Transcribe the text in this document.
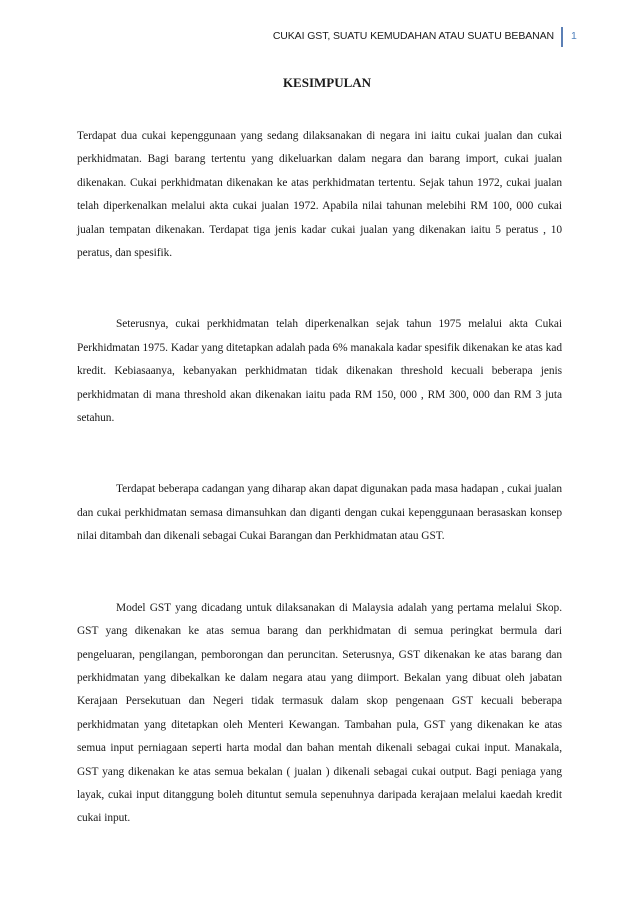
CUKAI GST, SUATU KEMUDAHAN ATAU SUATU BEBANAN 1
KESIMPULAN

Terdapat dua cukai kepenggunaan yang sedang dilaksanakan di negara ini iaitu cukai jualan dan cukai perkhidmatan. Bagi barang tertentu yang dikeluarkan dalam negara dan barang import, cukai jualan dikenakan. Cukai perkhidmatan dikenakan ke atas perkhidmatan tertentu. Sejak tahun 1972, cukai jualan telah diperkenalkan melalui akta cukai jualan 1972. Apabila nilai tahunan melebihi RM 100, 000 cukai jualan tempatan dikenakan. Terdapat tiga jenis kadar cukai jualan yang dikenakan iaitu 5 peratus , 10 peratus, dan spesifik.

Seterusnya, cukai perkhidmatan telah diperkenalkan sejak tahun 1975 melalui akta Cukai Perkhidmatan 1975. Kadar yang ditetapkan adalah pada 6% manakala kadar spesifik dikenakan ke atas kad kredit. Kebiasaanya, kebanyakan perkhidmatan tidak dikenakan threshold kecuali beberapa jenis perkhidmatan di mana threshold akan dikenakan iaitu pada RM 150, 000 , RM 300, 000 dan RM 3 juta setahun.

Terdapat beberapa cadangan yang diharap akan dapat digunakan pada masa hadapan , cukai jualan dan cukai perkhidmatan semasa dimansuhkan dan diganti dengan cukai kepenggunaan berasaskan konsep nilai ditambah dan dikenali sebagai Cukai Barangan dan Perkhidmatan atau GST.

Model GST yang dicadang untuk dilaksanakan di Malaysia adalah yang pertama melalui Skop. GST yang dikenakan ke atas semua barang dan perkhidmatan di semua peringkat bermula dari pengeluaran, pengilangan, pemborongan dan peruncitan. Seterusnya, GST dikenakan ke atas barang dan perkhidmatan yang dibekalkan ke dalam negara atau yang diimport. Bekalan yang dibuat oleh jabatan Kerajaan Persekutuan dan Negeri tidak termasuk dalam skop pengenaan GST kecuali beberapa perkhidmatan yang ditetapkan oleh Menteri Kewangan. Tambahan pula, GST yang dikenakan ke atas semua input perniagaan seperti harta modal dan bahan mentah dikenali sebagai cukai input. Manakala, GST yang dikenakan ke atas semua bekalan ( jualan ) dikenali sebagai cukai output. Bagi peniaga yang layak, cukai input ditanggung boleh dituntut semula sepenuhnya daripada kerajaan melalui kaedah kredit cukai input.
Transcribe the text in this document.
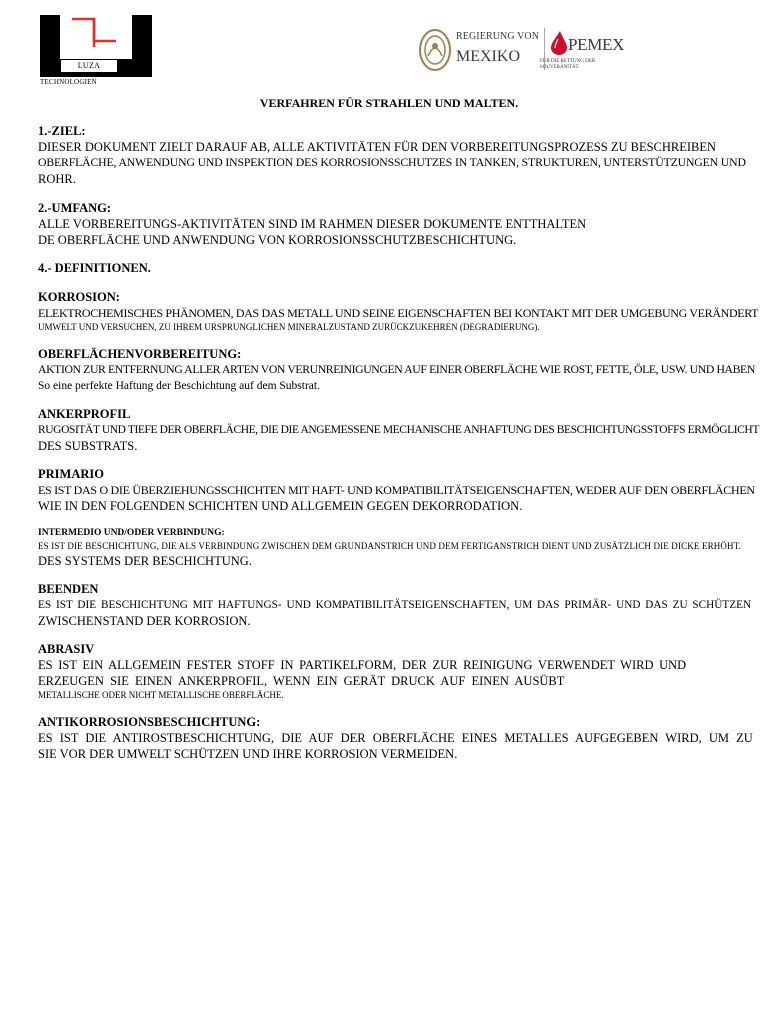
LUZA
TECHNOLOGIEN
REGIERUNG VON
MEXIKO
PEMEX
FÜR DIE RETTUNG DER SOUVERÄNITÄT
VERFAHREN FÜR STRAHLEN UND MALTEN.
1.-ZIEL:
DIESER DOKUMENT ZIELT DARAUF AB, ALLE AKTIVITÄTEN FÜR DEN VORBEREITUNGSPROZESS ZU BESCHREIBEN
OBERFLÄCHE, ANWENDUNG UND INSPEKTION DES KORROSIONSSCHUTZES IN TANKEN, STRUKTUREN, UNTERSTÜTZUNGEN UND
ROHR.
2.-UMFANG:
ALLE VORBEREITUNGS-AKTIVITÄTEN SIND IM RAHMEN DIESER DOKUMENTE ENTTHALTEN
DE OBERFLÄCHE UND ANWENDUNG VON KORROSIONSSCHUTZBESCHICHTUNG.
4.- DEFINITIONEN.
KORROSION:
ELEKTROCHEMISCHES PHÄNOMEN, DAS DAS METALL UND SEINE EIGENSCHAFTEN BEI KONTAKT MIT DER UMGEBUNG VERÄNDERT
UMWELT UND VERSUCHEN, ZU IHREM URSPRUNGLICHEN MINERALZUSTAND ZURÜCKZUKEHREN (DEGRADIERUNG).
OBERFLÄCHENVORBEREITUNG:
AKTION ZUR ENTFERNUNG ALLER ARTEN VON VERUNREINIGUNGEN AUF EINER OBERFLÄCHE WIE ROST, FETTE, ÖLE, USW. UND HABEN
So eine perfekte Haftung der Beschichtung auf dem Substrat.
ANKERPROFIL
RUGOSITÄT UND TIEFE DER OBERFLÄCHE, DIE DIE ANGEMESSENE MECHANISCHE ANHAFTUNG DES BESCHICHTUNGSSTOFFS ERMÖGLICHT
DES SUBSTRATS.
PRIMARIO
ES IST DAS O DIE ÜBERZIEHUNGSSCHICHTEN MIT HAFT- UND KOMPATIBILITÄTSEIGENSCHAFTEN, WEDER AUF DEN OBERFLÄCHEN
WIE IN DEN FOLGENDEN SCHICHTEN UND ALLGEMEIN GEGEN DEKORRODATION.
INTERMEDIO UND/ODER VERBINDUNG:
ES IST DIE BESCHICHTUNG, DIE ALS VERBINDUNG ZWISCHEN DEM GRUNDANSTRICH UND DEM FERTIGANSTRICH DIENT UND ZUSÄTZLICH DIE DICKE ERHÖHT.
DES SYSTEMS DER BESCHICHTUNG.
BEENDEN
ES IST DIE BESCHICHTUNG MIT HAFTUNGS- UND KOMPATIBILITÄTSEIGENSCHAFTEN, UM DAS PRIMÄR- UND DAS ZU SCHÜTZEN
ZWISCHENSTAND DER KORROSION.
ABRASIV
ES IST EIN ALLGEMEIN FESTER STOFF IN PARTIKELFORM, DER ZUR REINIGUNG VERWENDET WIRD UND
ERZEUGEN SIE EINEN ANKERPROFIL, WENN EIN GERÄT DRUCK AUF EINEN AUSÜBT
METALLISCHE ODER NICHT METALLISCHE OBERFLÄCHE.
ANTIKORROSIONSBESCHICHTUNG:
ES IST DIE ANTIROSTBESCHICHTUNG, DIE AUF DER OBERFLÄCHE EINES METALLES AUFGEGEBEN WIRD, UM ZU
SIE VOR DER UMWELT SCHÜTZEN UND IHRE KORROSION VERMEIDEN.
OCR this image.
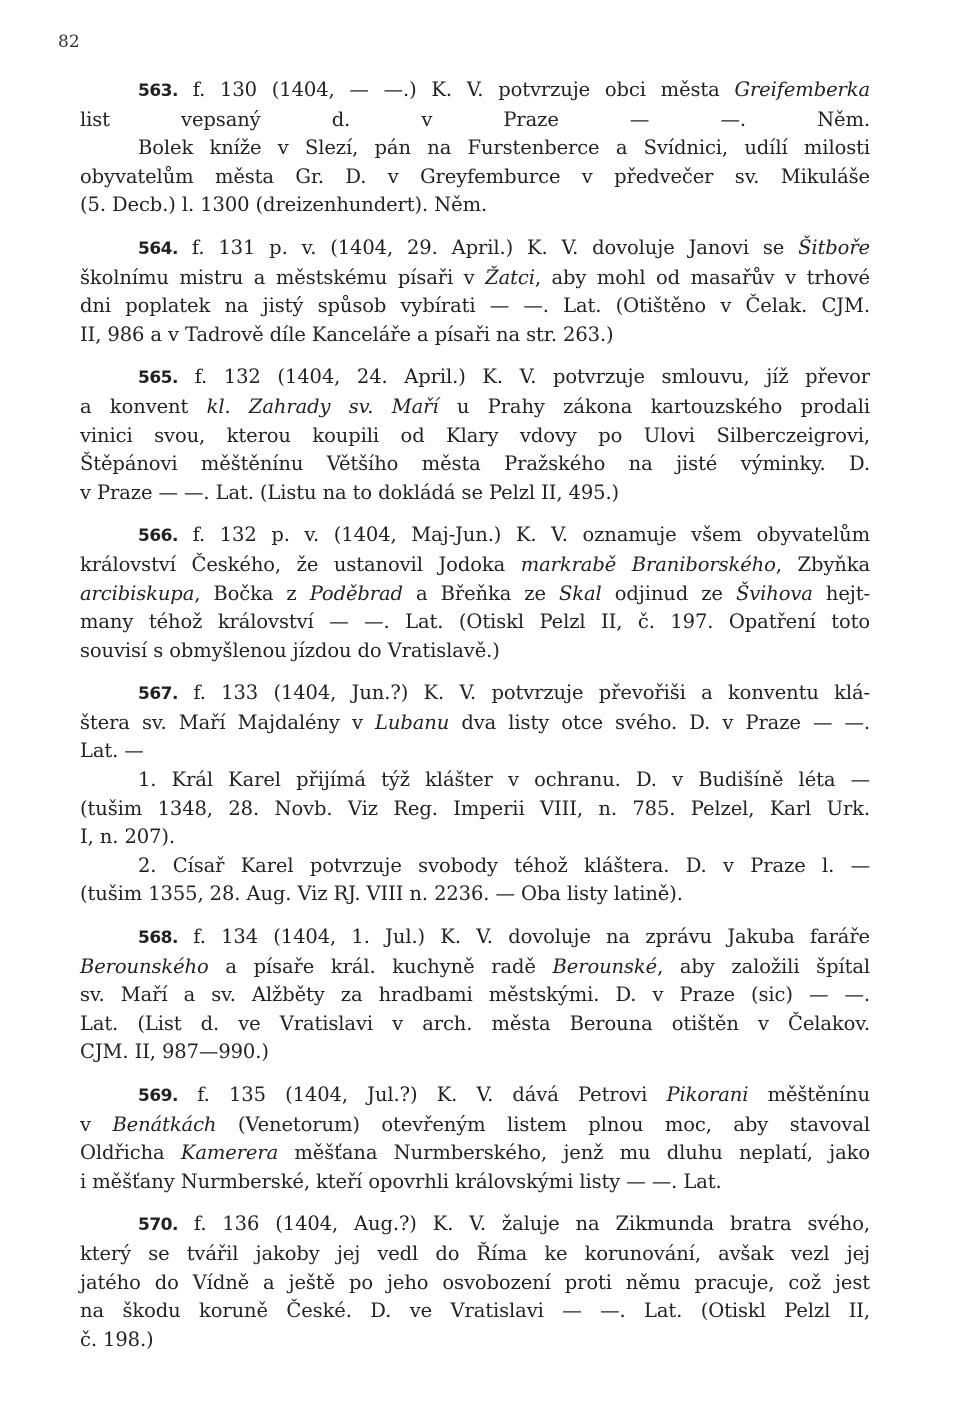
82
563. f. 130 (1404, — —.) K. V. potvrzuje obci města Greifemberka
list vepsaný d. v Praze — —. Něm.
Bolek kníže v Slezí, pán na Furstenberce a Svídnici, udílí milosti
obyvatelům města Gr. D. v Greyfemburce v předvečer sv. Mikuláše
(5. Decb.) l. 1300 (dreizenhundert). Něm.
564. f. 131 p. v. (1404, 29. April.) K. V. dovoluje Janovi se Šitboře
školnímu mistru a městskému písaři v Žatci, aby mohl od masařův v trhové
dni poplatek na jistý spůsob vybírati — —. Lat. (Otištěno v Čelak. CJM.
II, 986 a v Tadrově díle Kanceláře a písaři na str. 263.)
565. f. 132 (1404, 24. April.) K. V. potvrzuje smlouvu, jíž převor
a konvent kl. Zahrady sv. Maří u Prahy zákona kartouzského prodali
vinici svou, kterou koupili od Klary vdovy po Ulovi Silberczeigrovi,
Štěpánovi měštěnínu Většího města Pražského na jisté výminky. D.
v Praze — —. Lat. (Listu na to dokládá se Pelzl II, 495.)
566. f. 132 p. v. (1404, Maj-Jun.) K. V. oznamuje všem obyvatelům
království Českého, že ustanovil Jodoka markrabě Braniborského, Zbyňka
arcibiskupa, Bočka z Poděbrad a Břeňka ze Skal odjinud ze Švihova hejt-
many téhož království — —. Lat. (Otiskl Pelzl II, č. 197. Opatření toto
souvisí s obmyšlenou jízdou do Vratislavě.)
567. f. 133 (1404, Jun.?) K. V. potvrzuje převořiši a konventu klá-
štera sv. Maří Majdalény v Lubanu dva listy otce svého. D. v Praze — —.
Lat. —
1. Král Karel přijímá týž klášter v ochranu. D. v Budišíně léta —
(tušim 1348, 28. Novb. Viz Reg. Imperii VIII, n. 785. Pelzel, Karl Urk.
I, n. 207).
2. Císař Karel potvrzuje svobody téhož kláštera. D. v Praze l. —
(tušim 1355, 28. Aug. Viz RJ. VIII n. 2236. — Oba listy latině).
568. f. 134 (1404, 1. Jul.) K. V. dovoluje na zprávu Jakuba faráře
Berounského a písaře král. kuchyně radě Berounské, aby založili špítal
sv. Maří a sv. Alžběty za hradbami městskými. D. v Praze (sic) — —.
Lat. (List d. ve Vratislavi v arch. města Berouna otištěn v Čelakov.
CJM. II, 987—990.)
569. f. 135 (1404, Jul.?) K. V. dává Petrovi Pikorani měštěnínu
v Benátkách (Venetorum) otevřeným listem plnou moc, aby stavoval
Oldřicha Kamerera měšťana Nurmberského, jenž mu dluhu neplatí, jako
i měšťany Nurmberské, kteří opovrhli královskými listy — —. Lat.
570. f. 136 (1404, Aug.?) K. V. žaluje na Zikmunda bratra svého,
který se tvářil jakoby jej vedl do Říma ke korunování, avšak vezl jej
jatého do Vídně a ještě po jeho osvobození proti němu pracuje, což jest
na škodu koruně České. D. ve Vratislavi — —. Lat. (Otiskl Pelzl II,
č. 198.)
+===+
Identify which lines contain the word "DIESER" and copy each one.

DIESER DOKUMENT ZIELT DARAUF AB, ALLE AKTIVITÄTEN FÜR DEN VORBEREITUNGSPROZESS ZU BESCHREIBEN
ALLE VORBEREITUNGS-AKTIVITÄTEN SIND IM RAHMEN DIESER DOKUMENTE ENTTHALTEN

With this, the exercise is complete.